═══ DATA EXTRACT ═══

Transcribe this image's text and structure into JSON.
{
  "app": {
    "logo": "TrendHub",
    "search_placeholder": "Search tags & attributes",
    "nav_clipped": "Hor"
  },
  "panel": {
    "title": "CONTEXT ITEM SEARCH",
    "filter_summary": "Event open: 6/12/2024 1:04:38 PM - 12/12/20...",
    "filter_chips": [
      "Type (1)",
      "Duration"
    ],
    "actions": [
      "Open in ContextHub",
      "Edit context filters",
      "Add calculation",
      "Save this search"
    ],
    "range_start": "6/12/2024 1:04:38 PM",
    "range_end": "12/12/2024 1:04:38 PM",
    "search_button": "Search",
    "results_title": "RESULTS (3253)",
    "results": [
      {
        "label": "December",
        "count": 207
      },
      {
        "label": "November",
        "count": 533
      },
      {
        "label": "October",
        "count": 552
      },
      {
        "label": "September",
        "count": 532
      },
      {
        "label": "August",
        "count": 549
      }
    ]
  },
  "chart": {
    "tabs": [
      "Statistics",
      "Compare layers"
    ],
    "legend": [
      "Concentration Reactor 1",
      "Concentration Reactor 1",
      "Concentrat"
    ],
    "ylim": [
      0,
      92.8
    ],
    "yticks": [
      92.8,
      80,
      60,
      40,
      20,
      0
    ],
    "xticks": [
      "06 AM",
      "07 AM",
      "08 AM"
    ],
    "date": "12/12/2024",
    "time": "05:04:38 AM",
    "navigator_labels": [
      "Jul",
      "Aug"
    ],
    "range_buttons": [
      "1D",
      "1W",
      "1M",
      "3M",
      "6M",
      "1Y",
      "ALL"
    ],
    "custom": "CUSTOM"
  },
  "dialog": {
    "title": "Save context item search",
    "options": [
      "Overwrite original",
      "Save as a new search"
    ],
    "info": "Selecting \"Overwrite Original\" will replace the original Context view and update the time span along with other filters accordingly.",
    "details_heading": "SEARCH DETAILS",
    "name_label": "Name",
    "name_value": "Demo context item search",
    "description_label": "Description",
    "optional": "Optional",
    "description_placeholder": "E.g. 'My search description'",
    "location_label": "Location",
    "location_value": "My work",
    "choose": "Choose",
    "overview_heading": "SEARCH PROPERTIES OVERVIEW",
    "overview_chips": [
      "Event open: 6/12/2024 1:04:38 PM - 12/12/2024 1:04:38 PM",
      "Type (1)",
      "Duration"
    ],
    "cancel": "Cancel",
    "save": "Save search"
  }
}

═══

* _EXERCISE AIM_
Reproduce the whole listing word for word.

* _EXERCISE RESPONSE_
Transcribe this image's text and structure into JSON.
{
  "app": {
    "logo": "TrendHub",
    "search_placeholder": "Search tags & attributes",
    "nav_clipped": "Hor"
  },
  "panel": {
    "title": "CONTEXT ITEM SEARCH",
    "filter_summary": "Event open: 6/12/2024 1:04:38 PM - 12/12/20...",
    "filter_chips": [
      "Type (1)",
      "Duration"
    ],
    "actions": [
      "Open in ContextHub",
      "Edit context filters",
      "Add calculation",
      "Save this search"
    ],
    "range_start": "6/12/2024 1:04:38 PM",
    "range_end": "12/12/2024 1:04:38 PM",
    "search_button": "Search",
    "results_title": "RESULTS (3253)",
    "results": [
      {
        "label": "December",
        "count": 207
      },
      {
        "label": "November",
        "count": 533
      },
      {
        "label": "October",
        "count": 552
      },
      {
        "label": "September",
        "count": 532
      },
      {
        "label": "August",
        "count": 549
      }
    ]
  },
  "chart": {
    "tabs": [
      "Statistics",
      "Compare layers"
    ],
    "legend": [
      "Concentration Reactor 1",
      "Concentration Reactor 1",
      "Concentrat"
    ],
    "ylim": [
      0,
      92.8
    ],
    "yticks": [
      92.8,
      80,
      60,
      40,
      20,
      0
    ],
    "xticks": [
      "06 AM",
      "07 AM",
      "08 AM"
    ],
    "date": "12/12/2024",
    "time": "05:04:38 AM",
    "navigator_labels": [
      "Jul",
      "Aug"
    ],
    "range_buttons": [
      "1D",
      "1W",
      "1M",
      "3M",
      "6M",
      "1Y",
      "ALL"
    ],
    "custom": "CUSTOM"
  },
  "dialog": {
    "title": "Save context item search",
    "options": [
      "Overwrite original",
      "Save as a new search"
    ],
    "info": "Selecting \"Overwrite Original\" will replace the original Context view and update the time span along with other filters accordingly.",
    "details_heading": "SEARCH DETAILS",
    "name_label": "Name",
    "name_value": "Demo context item search",
    "description_label": "Description",
    "optional": "Optional",
    "description_placeholder": "E.g. 'My search description'",
    "location_label": "Location",
    "location_value": "My work",
    "choose": "Choose",
    "overview_heading": "SEARCH PROPERTIES OVERVIEW",
    "overview_chips": [
      "Event open: 6/12/2024 1:04:38 PM - 12/12/2024 1:04:38 PM",
      "Type (1)",
      "Duration"
    ],
    "cancel": "Cancel",
    "save": "Save search"
  }
}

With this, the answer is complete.